[Problem to work on]: Each line containing the word "Governor" must be reported.

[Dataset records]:
────────────────────────────────────────

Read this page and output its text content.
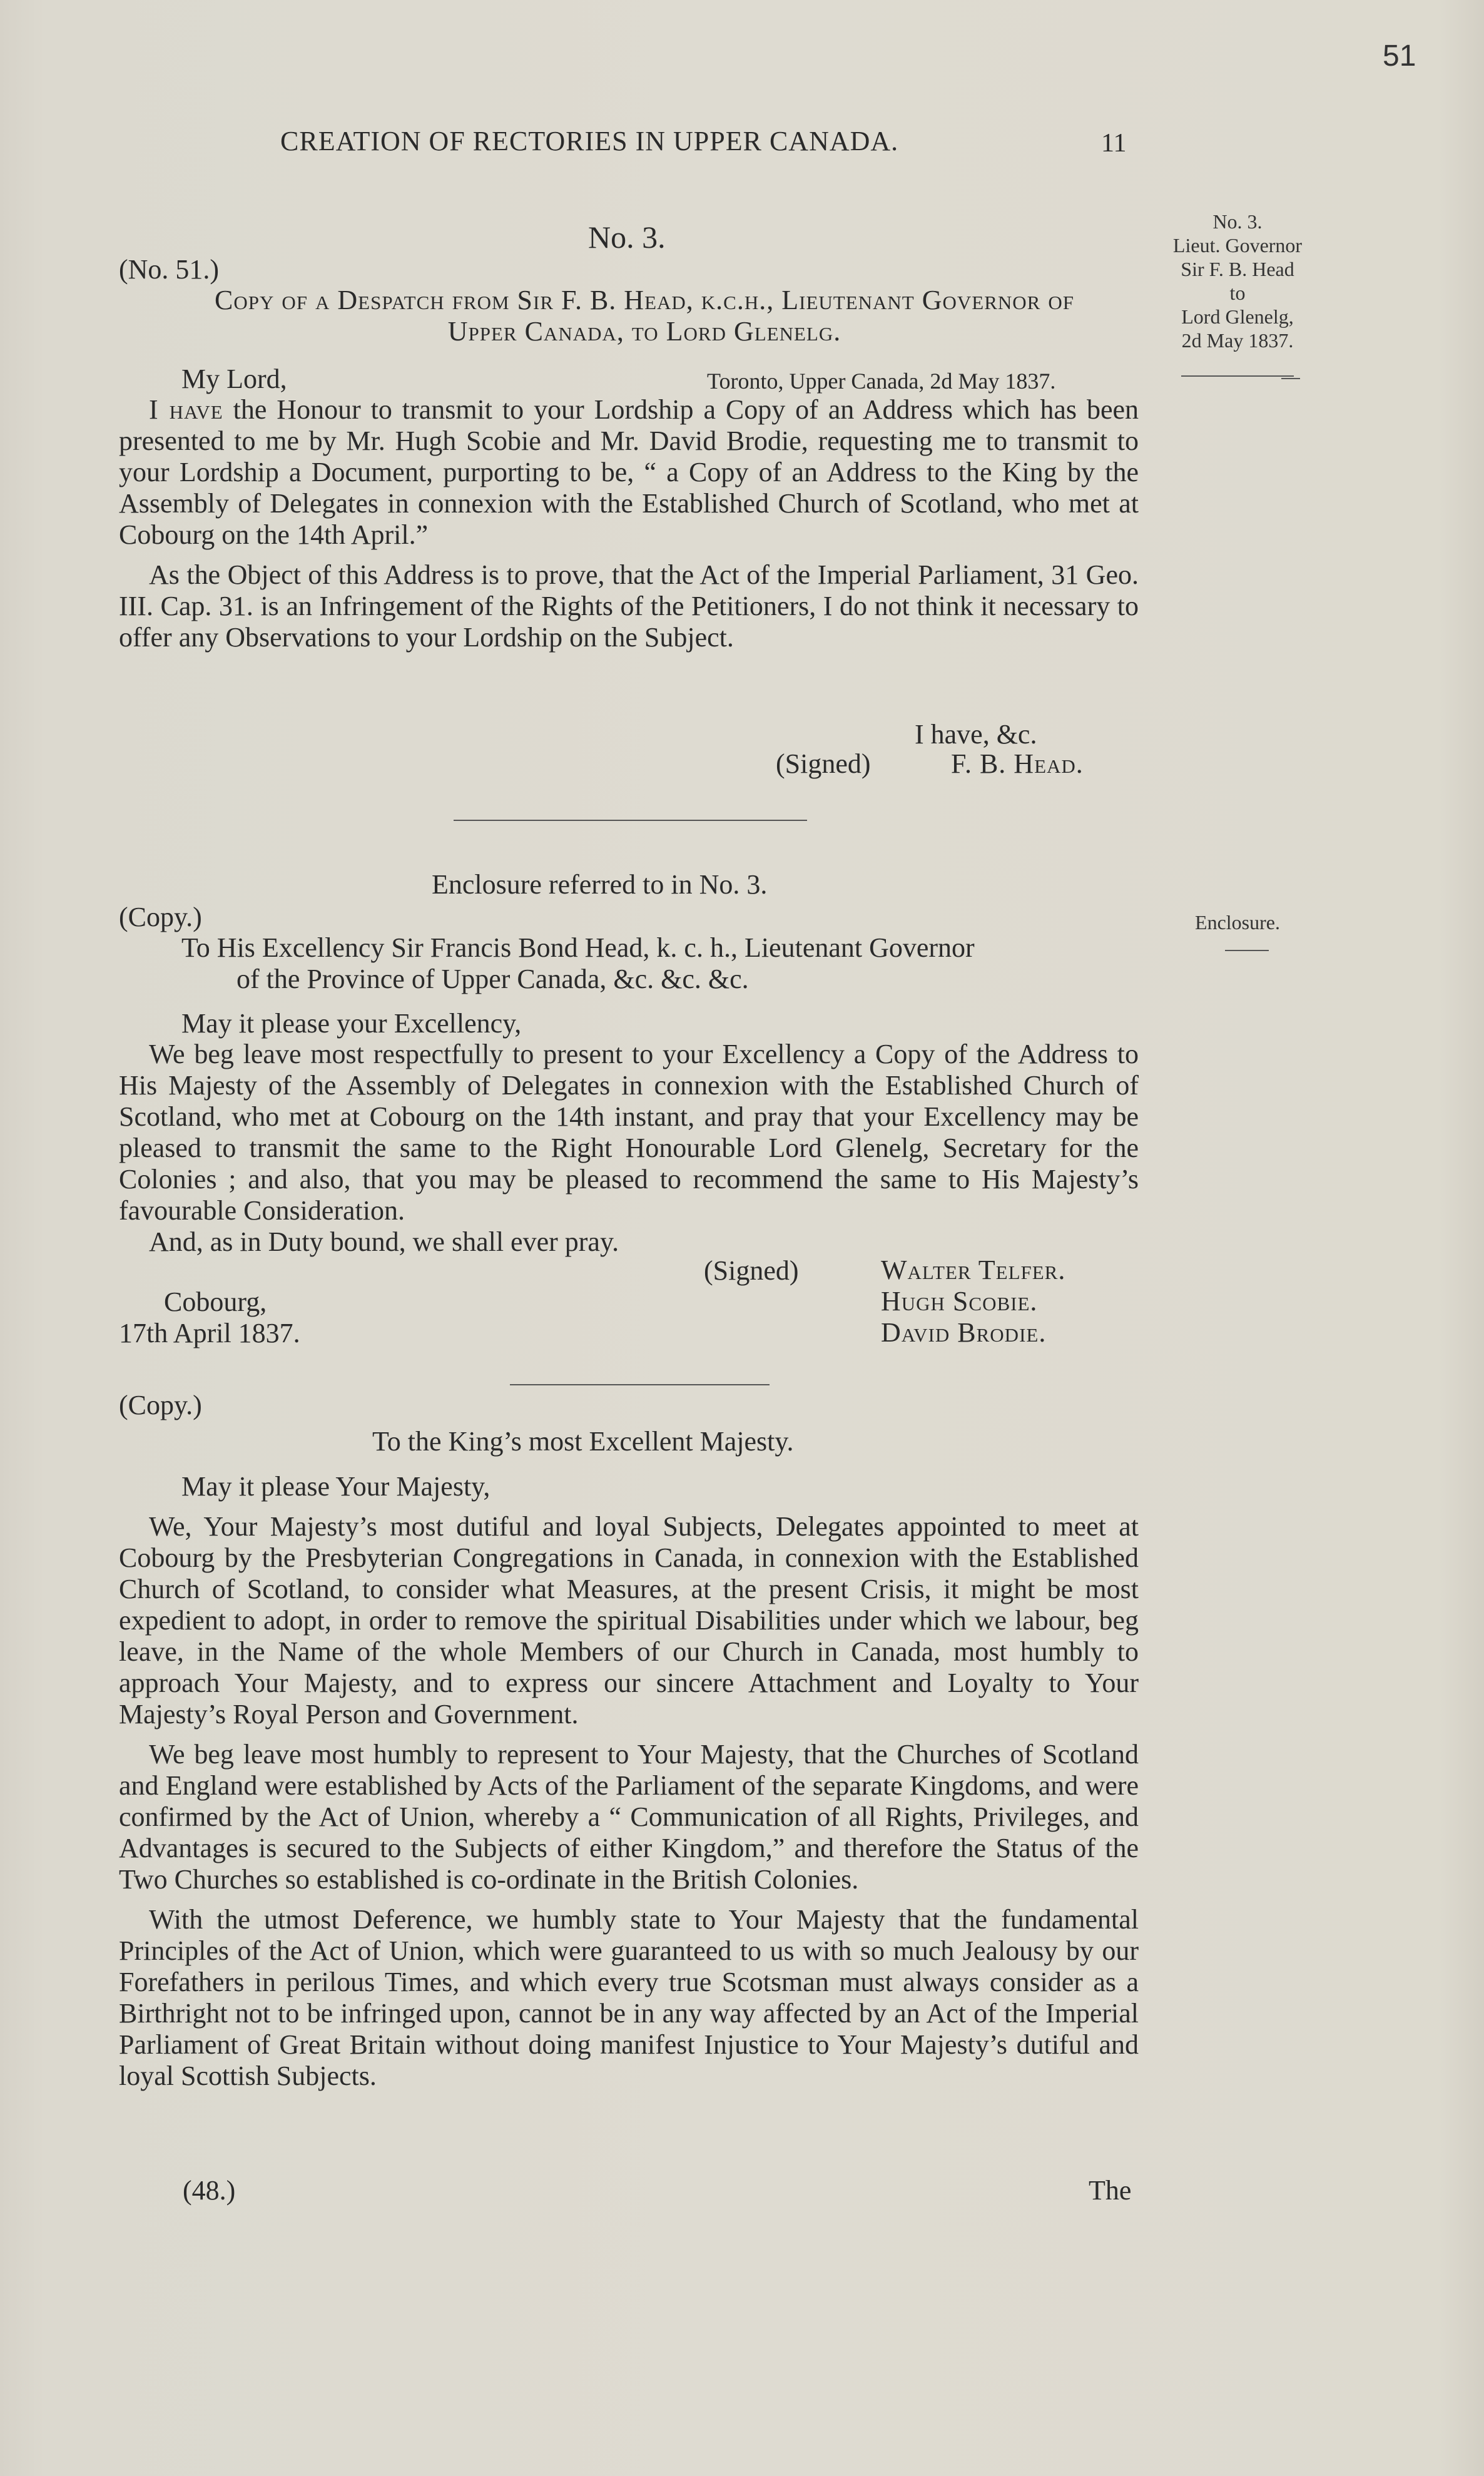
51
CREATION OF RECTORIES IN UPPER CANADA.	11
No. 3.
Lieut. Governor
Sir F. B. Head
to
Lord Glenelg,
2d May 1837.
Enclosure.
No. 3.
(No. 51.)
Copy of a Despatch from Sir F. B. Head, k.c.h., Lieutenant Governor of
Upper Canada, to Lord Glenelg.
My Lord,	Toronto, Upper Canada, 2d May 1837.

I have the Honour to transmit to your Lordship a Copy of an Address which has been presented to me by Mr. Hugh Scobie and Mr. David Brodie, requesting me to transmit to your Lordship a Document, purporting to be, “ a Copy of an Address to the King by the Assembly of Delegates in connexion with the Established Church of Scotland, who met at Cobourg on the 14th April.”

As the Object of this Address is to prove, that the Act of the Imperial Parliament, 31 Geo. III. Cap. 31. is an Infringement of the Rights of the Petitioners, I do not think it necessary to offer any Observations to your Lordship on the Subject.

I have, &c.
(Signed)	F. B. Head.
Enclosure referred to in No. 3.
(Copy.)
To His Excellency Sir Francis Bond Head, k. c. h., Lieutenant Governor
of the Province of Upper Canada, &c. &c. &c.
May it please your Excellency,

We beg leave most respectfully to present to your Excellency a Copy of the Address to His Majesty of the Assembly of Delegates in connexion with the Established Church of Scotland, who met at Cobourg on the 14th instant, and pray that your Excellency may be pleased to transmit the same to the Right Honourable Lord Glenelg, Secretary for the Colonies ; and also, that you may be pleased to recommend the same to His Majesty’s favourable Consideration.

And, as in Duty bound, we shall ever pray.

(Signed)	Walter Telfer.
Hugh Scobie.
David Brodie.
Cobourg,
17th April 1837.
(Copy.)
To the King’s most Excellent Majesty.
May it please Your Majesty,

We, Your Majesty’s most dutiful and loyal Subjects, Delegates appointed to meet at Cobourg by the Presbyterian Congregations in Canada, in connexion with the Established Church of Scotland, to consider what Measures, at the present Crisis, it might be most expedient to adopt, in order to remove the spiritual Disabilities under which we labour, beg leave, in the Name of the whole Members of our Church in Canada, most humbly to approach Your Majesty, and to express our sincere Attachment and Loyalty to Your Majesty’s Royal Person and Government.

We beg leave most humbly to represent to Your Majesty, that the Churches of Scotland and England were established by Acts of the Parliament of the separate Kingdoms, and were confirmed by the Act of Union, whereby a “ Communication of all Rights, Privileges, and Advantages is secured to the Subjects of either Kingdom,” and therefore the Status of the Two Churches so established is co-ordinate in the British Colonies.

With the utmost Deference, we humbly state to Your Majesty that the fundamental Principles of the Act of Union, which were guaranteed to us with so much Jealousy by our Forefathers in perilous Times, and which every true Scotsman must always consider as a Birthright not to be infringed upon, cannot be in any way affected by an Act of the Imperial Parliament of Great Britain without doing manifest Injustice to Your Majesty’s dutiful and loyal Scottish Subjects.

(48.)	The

────────────────────────────────────────

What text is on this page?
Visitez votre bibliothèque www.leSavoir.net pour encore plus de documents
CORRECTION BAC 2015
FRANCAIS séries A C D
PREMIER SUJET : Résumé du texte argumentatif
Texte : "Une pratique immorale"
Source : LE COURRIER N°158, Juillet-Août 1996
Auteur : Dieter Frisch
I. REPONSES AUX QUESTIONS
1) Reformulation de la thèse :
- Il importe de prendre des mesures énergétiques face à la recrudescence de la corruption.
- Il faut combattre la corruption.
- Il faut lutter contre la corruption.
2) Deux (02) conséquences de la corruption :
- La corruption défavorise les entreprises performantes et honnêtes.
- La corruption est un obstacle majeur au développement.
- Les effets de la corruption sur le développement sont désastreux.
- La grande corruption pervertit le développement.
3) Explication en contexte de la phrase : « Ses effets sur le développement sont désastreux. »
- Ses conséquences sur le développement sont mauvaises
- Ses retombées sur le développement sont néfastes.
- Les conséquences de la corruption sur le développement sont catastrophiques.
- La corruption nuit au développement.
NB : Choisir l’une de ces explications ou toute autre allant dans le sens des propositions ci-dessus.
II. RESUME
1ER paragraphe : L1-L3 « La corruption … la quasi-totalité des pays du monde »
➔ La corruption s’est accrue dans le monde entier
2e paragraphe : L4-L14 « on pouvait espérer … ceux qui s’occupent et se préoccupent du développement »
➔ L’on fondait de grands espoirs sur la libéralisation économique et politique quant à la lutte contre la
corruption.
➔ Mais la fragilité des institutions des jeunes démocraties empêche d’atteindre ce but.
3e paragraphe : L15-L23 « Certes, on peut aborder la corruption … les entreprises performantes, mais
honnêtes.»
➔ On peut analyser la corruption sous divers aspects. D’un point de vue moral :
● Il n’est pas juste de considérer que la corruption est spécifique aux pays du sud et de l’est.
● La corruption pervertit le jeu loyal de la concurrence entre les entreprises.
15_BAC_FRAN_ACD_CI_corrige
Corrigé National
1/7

────────────────────────────────────────

[Output of the exercise]:
Lieut. Governor
Copy of a Despatch from Sir F. B. Head, k.c.h., Lieutenant Governor of
To His Excellency Sir Francis Bond Head, k. c. h., Lieutenant Governor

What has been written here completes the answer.